SHORT TASK: Write out each line in which the string "Nombre" is present.

Stored items:
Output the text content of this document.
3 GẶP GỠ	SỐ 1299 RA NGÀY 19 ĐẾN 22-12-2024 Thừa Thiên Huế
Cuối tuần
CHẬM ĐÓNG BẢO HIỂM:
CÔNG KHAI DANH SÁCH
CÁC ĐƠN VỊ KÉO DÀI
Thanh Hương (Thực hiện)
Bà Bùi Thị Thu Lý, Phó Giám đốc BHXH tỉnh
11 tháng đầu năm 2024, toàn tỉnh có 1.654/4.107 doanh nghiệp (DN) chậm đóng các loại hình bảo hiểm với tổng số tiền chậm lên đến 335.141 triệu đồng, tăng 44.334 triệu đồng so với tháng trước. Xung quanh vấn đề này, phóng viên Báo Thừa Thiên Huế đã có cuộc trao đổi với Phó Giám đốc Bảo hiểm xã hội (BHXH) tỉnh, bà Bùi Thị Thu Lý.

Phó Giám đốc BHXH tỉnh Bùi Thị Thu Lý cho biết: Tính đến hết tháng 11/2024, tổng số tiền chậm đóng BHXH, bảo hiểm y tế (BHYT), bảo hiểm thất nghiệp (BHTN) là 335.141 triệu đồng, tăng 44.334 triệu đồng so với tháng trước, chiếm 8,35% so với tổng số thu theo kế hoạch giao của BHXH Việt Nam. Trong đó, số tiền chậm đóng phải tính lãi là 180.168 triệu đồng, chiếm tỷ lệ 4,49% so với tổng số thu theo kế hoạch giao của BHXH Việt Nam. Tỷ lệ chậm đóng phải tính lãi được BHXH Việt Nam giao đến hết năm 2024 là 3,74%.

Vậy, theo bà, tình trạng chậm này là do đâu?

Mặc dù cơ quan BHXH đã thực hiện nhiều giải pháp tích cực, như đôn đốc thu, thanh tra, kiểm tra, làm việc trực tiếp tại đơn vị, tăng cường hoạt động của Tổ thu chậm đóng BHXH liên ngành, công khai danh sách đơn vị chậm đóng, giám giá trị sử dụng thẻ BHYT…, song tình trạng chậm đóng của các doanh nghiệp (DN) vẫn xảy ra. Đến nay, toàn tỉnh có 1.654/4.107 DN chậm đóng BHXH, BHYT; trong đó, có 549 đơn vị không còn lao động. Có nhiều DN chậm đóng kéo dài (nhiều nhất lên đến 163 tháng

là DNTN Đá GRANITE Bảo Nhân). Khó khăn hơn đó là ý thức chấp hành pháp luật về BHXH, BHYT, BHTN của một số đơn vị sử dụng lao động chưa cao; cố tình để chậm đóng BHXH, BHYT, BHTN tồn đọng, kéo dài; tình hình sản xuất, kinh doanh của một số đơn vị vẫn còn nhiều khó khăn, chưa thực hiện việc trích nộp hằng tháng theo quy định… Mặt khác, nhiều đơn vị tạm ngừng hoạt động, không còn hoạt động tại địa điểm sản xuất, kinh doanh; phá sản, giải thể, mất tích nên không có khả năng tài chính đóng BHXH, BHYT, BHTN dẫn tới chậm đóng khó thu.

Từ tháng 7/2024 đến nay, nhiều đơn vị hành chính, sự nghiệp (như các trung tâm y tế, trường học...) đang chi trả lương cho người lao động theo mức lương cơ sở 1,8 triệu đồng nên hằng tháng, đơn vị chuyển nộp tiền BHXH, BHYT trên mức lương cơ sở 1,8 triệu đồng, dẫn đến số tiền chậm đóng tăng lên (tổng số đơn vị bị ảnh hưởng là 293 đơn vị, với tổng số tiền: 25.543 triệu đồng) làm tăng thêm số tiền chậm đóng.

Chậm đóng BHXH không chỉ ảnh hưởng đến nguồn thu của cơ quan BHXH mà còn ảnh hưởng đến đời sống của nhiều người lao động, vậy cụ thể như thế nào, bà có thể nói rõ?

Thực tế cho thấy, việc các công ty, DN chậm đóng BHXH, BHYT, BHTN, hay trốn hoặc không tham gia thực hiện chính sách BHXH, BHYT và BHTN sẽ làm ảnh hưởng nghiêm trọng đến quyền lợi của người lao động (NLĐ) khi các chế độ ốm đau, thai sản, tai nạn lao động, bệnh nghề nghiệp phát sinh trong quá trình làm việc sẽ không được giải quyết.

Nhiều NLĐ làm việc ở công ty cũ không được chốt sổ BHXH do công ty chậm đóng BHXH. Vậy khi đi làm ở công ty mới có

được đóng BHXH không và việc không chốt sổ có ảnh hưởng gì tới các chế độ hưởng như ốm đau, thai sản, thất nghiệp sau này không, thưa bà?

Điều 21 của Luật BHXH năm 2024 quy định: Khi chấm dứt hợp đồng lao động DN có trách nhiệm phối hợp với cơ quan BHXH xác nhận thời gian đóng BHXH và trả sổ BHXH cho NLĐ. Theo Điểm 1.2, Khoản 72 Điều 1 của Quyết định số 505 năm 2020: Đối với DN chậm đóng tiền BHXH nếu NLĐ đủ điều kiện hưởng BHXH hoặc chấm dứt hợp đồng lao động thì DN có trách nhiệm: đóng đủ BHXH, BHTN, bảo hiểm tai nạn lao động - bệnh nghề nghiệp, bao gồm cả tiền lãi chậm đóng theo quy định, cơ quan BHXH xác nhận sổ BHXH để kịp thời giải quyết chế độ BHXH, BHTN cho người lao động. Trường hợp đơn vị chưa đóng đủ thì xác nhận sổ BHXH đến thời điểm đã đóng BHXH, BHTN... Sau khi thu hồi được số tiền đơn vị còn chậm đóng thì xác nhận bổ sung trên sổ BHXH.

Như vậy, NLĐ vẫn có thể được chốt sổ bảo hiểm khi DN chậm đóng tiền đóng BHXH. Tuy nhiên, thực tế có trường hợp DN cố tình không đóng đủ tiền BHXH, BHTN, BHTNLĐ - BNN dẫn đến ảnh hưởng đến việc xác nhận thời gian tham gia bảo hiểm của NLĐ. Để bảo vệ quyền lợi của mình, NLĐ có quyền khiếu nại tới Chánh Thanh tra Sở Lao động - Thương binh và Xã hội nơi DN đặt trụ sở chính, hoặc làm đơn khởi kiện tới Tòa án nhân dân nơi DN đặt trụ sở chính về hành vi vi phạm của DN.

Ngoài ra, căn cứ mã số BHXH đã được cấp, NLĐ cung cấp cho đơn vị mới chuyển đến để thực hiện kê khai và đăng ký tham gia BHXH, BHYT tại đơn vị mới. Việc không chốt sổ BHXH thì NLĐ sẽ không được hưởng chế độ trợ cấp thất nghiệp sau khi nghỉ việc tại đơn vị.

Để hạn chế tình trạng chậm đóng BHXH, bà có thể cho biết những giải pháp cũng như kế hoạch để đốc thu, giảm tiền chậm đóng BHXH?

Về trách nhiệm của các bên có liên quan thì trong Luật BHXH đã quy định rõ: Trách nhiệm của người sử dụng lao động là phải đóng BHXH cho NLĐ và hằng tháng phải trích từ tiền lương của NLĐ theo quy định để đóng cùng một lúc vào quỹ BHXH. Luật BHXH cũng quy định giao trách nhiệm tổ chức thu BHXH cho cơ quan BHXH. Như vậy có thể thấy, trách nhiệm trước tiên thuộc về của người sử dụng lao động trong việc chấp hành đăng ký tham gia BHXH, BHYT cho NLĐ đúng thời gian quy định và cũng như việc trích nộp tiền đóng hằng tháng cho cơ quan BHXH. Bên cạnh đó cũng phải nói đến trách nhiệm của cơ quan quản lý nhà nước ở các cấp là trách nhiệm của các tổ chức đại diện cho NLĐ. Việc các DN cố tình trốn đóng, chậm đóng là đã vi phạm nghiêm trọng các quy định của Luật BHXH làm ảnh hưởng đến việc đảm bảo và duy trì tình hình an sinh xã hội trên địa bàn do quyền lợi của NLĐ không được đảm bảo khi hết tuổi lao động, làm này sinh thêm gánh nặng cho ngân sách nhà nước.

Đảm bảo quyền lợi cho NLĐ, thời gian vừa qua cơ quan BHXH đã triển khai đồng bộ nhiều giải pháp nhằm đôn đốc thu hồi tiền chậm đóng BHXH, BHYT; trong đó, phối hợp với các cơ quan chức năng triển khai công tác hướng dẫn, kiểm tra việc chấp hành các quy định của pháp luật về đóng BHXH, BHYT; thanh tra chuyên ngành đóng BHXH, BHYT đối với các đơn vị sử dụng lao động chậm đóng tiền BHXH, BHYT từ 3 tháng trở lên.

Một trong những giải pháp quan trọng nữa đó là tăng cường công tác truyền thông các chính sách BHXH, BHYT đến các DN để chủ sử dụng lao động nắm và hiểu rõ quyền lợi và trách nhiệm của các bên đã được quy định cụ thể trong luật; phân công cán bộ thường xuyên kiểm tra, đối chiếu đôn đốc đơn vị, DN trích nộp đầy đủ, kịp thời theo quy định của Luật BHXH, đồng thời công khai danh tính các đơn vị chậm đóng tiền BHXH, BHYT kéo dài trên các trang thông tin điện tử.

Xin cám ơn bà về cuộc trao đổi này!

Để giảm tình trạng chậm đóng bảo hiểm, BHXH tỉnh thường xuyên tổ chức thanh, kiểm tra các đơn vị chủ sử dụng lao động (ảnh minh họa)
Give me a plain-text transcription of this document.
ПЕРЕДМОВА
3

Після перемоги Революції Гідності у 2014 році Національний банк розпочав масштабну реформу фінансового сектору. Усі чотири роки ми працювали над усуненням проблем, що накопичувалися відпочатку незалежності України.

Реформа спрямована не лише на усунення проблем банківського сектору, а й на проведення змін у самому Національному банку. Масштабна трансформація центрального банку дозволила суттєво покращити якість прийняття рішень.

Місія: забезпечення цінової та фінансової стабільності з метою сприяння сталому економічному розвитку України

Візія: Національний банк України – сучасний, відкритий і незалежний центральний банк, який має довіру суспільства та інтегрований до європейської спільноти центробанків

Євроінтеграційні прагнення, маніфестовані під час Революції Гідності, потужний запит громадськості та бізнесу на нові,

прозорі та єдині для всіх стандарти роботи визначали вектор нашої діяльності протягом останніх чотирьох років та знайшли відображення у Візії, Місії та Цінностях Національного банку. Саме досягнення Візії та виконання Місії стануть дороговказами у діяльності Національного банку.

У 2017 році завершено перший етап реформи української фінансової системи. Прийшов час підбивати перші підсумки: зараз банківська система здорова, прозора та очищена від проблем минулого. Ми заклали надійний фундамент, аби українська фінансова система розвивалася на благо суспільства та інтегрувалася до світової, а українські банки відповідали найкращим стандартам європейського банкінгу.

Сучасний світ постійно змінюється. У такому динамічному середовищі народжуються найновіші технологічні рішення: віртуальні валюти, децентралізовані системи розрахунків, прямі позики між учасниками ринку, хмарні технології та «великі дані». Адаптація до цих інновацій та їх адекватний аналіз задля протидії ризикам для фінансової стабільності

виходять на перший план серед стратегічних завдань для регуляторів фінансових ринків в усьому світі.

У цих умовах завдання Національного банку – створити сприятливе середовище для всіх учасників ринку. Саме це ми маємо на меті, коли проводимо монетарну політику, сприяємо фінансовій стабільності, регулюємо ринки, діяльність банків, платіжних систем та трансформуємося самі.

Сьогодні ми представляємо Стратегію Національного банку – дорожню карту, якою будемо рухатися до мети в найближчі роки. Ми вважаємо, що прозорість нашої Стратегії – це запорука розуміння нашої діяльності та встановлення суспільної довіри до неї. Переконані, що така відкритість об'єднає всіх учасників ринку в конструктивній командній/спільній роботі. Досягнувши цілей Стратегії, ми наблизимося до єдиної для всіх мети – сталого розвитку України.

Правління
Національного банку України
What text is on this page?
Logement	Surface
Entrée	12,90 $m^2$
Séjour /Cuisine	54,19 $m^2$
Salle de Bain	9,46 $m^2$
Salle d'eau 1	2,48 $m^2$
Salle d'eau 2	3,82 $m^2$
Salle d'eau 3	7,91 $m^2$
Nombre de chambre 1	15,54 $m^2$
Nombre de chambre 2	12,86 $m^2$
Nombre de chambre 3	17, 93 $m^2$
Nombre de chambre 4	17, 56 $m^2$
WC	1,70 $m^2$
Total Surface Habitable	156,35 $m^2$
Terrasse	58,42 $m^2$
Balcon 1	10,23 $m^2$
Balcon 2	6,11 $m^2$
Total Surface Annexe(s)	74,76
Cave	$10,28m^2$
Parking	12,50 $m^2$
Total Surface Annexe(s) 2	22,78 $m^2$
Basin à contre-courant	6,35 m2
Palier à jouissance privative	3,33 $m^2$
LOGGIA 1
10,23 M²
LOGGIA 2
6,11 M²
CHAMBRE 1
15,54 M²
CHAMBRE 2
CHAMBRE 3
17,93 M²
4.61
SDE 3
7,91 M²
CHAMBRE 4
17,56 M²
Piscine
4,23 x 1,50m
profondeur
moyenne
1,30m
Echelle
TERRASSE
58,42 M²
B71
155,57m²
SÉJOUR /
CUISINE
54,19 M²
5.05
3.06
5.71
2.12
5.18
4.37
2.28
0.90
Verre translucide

SOLUTION FOR THIS PROBLEM:
Nombre de chambre 1	15,54 $m^2$
Nombre de chambre 2	12,86 $m^2$
Nombre de chambre 3	17, 93 $m^2$
Nombre de chambre 4	17, 56 $m^2$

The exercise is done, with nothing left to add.